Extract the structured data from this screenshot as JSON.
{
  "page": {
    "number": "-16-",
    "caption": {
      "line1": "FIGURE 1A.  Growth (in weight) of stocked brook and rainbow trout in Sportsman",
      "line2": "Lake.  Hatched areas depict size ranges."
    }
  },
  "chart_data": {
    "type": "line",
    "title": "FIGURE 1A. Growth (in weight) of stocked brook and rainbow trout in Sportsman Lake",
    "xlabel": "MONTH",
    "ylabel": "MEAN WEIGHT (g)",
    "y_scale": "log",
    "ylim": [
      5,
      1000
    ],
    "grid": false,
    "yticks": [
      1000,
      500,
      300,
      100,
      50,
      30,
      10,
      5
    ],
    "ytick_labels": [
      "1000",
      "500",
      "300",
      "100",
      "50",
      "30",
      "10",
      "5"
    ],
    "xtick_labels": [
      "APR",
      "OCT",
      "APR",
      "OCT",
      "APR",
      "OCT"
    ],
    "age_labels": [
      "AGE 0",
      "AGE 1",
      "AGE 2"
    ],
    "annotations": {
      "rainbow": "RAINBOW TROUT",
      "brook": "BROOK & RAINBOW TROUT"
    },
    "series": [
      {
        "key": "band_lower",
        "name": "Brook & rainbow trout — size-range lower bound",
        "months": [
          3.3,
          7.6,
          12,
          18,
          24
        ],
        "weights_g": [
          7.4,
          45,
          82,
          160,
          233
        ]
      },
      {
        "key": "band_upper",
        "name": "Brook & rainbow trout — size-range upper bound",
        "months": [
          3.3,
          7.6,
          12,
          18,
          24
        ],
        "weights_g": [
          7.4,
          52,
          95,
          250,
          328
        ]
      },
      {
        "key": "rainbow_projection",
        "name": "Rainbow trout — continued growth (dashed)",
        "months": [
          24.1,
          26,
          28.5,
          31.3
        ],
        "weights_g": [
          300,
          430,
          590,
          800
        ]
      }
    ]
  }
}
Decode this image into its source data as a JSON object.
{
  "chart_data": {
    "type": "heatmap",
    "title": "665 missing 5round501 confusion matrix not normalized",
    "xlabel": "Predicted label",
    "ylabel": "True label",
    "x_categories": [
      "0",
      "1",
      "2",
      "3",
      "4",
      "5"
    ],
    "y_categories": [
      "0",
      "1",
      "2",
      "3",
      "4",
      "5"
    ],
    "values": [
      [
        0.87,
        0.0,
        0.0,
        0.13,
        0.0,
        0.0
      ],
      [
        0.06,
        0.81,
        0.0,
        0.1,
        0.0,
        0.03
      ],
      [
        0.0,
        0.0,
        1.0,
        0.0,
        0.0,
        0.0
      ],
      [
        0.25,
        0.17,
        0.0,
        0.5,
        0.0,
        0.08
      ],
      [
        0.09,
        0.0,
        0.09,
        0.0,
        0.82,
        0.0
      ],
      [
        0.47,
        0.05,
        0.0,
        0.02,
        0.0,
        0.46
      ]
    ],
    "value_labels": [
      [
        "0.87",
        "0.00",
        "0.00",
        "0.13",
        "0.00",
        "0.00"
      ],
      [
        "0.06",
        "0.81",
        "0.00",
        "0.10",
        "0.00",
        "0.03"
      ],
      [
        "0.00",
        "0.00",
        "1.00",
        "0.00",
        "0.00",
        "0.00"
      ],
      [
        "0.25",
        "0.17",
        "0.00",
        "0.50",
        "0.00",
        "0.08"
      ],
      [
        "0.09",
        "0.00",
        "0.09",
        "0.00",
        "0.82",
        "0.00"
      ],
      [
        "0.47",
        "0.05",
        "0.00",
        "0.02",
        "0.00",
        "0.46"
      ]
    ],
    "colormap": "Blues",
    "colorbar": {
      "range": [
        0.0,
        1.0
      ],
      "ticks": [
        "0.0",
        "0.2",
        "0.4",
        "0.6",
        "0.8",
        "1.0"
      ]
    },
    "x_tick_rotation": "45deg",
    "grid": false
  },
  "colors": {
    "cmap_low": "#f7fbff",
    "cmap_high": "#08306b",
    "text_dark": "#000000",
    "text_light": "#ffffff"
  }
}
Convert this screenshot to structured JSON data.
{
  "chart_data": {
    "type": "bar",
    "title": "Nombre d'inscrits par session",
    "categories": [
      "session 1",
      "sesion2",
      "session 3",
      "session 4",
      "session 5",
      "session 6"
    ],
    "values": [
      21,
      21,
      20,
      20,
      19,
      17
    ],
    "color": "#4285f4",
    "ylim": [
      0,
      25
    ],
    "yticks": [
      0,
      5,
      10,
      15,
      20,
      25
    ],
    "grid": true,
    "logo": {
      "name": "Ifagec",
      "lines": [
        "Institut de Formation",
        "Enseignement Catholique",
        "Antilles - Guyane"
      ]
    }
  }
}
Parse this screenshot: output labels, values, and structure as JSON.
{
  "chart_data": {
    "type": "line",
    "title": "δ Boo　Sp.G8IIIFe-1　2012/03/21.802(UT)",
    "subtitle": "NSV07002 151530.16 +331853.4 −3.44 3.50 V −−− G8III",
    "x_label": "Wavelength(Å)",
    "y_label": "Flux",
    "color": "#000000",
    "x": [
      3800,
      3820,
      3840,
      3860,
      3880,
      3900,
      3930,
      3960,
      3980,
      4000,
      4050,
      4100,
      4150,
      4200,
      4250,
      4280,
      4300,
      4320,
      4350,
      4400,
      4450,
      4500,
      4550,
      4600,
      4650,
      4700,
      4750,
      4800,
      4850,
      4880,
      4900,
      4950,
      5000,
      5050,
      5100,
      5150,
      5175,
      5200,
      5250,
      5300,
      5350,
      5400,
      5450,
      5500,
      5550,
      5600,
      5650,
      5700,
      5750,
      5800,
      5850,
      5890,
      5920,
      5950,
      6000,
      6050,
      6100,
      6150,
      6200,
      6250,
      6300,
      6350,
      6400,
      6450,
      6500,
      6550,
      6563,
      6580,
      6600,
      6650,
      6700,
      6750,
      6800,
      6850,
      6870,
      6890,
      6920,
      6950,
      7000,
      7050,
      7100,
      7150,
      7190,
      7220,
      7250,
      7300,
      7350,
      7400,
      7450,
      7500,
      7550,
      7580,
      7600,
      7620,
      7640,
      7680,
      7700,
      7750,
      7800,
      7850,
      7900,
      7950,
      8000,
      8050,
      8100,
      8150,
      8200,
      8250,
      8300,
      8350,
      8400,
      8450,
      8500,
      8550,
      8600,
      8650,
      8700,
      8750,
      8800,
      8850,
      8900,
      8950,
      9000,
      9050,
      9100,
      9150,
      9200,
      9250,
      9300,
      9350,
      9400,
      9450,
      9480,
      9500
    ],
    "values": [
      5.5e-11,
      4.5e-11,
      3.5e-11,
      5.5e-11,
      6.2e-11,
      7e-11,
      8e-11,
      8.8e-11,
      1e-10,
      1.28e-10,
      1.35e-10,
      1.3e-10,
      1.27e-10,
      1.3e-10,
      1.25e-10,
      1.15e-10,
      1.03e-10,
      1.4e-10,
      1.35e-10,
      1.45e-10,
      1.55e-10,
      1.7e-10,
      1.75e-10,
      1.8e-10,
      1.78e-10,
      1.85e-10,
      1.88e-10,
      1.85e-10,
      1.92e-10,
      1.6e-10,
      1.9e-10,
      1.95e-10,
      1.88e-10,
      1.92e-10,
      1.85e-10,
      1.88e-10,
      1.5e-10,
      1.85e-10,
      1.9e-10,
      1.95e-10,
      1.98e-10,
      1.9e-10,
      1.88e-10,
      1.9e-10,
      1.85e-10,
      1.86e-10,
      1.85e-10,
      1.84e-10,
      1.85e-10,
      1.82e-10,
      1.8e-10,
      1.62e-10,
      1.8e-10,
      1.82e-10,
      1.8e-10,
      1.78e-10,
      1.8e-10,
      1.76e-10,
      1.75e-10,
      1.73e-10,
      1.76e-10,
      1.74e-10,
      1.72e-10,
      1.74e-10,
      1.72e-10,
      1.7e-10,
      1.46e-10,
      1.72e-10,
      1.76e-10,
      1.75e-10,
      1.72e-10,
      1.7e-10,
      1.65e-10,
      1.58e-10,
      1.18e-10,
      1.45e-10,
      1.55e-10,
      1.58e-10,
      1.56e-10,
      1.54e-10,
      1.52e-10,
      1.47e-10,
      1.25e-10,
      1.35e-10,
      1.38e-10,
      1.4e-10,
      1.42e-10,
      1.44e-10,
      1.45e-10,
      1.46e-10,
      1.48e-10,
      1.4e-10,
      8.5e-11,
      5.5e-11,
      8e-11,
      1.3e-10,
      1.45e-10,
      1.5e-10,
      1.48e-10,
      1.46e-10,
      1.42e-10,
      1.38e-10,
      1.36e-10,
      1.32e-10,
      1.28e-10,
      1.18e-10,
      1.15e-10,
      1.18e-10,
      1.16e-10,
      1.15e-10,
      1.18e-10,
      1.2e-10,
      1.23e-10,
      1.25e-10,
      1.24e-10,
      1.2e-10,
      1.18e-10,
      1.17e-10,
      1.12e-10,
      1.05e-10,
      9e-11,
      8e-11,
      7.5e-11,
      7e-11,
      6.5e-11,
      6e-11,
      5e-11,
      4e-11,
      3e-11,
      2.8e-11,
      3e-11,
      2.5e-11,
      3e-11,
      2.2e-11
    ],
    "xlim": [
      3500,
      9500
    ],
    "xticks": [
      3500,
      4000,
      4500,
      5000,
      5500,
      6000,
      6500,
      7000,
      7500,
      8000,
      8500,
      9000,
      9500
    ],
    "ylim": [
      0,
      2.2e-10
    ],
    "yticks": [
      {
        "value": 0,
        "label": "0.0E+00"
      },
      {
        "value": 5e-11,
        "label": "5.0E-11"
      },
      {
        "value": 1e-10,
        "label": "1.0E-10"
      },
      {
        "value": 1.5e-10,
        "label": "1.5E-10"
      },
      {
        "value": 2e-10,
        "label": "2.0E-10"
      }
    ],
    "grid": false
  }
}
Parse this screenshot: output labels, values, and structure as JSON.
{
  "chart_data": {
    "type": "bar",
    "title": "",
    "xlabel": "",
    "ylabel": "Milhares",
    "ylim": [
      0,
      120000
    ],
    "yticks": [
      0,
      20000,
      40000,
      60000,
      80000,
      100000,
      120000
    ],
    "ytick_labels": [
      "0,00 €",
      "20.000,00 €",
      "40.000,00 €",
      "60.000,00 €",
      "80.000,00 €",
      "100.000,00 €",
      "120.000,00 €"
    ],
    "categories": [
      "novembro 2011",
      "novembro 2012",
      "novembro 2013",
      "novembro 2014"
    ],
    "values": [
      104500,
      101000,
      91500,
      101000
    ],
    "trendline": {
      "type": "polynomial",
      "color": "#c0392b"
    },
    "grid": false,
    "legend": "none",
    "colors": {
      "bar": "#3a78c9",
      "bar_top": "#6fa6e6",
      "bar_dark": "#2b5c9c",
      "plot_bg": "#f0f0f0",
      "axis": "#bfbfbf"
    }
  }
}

----

SET TASK:
Lines containing the word "novembro" are to be tallied; report only the total.

CORRECT RESULT:
4